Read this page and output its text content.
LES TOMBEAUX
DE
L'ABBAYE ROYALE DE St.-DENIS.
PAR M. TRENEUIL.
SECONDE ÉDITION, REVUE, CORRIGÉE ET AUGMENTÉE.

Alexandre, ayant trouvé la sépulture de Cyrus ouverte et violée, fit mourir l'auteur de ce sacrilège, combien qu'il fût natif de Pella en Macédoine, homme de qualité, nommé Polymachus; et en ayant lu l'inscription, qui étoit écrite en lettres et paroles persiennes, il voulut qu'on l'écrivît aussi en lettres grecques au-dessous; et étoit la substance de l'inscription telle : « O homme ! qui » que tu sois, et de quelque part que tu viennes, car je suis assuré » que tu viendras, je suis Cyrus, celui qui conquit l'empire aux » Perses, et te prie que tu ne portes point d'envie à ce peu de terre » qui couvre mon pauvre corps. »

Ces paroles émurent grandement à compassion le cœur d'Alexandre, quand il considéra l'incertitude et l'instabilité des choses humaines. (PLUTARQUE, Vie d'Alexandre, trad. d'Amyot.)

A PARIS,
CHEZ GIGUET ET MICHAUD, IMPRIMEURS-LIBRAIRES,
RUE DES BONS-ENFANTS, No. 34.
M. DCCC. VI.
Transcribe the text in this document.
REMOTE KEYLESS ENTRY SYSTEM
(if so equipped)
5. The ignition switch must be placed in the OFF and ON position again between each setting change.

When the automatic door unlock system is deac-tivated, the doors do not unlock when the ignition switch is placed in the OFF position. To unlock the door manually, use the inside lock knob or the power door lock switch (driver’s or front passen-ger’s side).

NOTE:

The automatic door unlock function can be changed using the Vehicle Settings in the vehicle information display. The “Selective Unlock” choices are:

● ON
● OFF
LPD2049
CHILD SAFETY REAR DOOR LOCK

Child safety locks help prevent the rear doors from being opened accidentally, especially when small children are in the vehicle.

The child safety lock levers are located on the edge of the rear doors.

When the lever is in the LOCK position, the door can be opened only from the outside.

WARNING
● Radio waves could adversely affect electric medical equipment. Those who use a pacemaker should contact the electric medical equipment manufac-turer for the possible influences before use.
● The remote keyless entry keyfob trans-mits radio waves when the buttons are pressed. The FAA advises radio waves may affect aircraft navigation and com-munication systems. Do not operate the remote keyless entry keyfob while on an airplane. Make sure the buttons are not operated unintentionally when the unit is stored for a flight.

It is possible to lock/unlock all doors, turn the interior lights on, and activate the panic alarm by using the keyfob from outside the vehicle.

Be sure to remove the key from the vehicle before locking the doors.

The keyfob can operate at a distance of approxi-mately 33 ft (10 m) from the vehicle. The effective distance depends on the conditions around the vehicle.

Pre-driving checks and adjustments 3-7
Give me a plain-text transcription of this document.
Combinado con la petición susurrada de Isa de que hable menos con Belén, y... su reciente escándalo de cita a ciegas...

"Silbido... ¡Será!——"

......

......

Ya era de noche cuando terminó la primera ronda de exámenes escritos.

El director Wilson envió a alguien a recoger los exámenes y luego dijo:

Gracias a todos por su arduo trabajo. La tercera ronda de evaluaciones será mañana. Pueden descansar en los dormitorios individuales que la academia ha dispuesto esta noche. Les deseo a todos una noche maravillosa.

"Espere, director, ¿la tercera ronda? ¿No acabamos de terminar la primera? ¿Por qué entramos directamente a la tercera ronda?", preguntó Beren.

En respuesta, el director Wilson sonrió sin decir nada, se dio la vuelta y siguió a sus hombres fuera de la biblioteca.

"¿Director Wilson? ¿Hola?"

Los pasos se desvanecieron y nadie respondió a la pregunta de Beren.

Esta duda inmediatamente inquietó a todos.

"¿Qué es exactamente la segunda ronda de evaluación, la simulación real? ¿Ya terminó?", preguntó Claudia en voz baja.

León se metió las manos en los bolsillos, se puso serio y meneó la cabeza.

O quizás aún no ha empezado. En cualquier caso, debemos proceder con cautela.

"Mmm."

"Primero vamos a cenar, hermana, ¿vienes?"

:::::

## THE PROBLEM
Find the word "Beren" in the data and copy out each line where it turns up.

## TASK ANSWER
"Espere, director, ¿la tercera ronda? ¿No acabamos de terminar la primera? ¿Por qué entramos directamente a la tercera ronda?", preguntó Beren.
Los pasos se desvanecieron y nadie respondió a la pregunta de Beren.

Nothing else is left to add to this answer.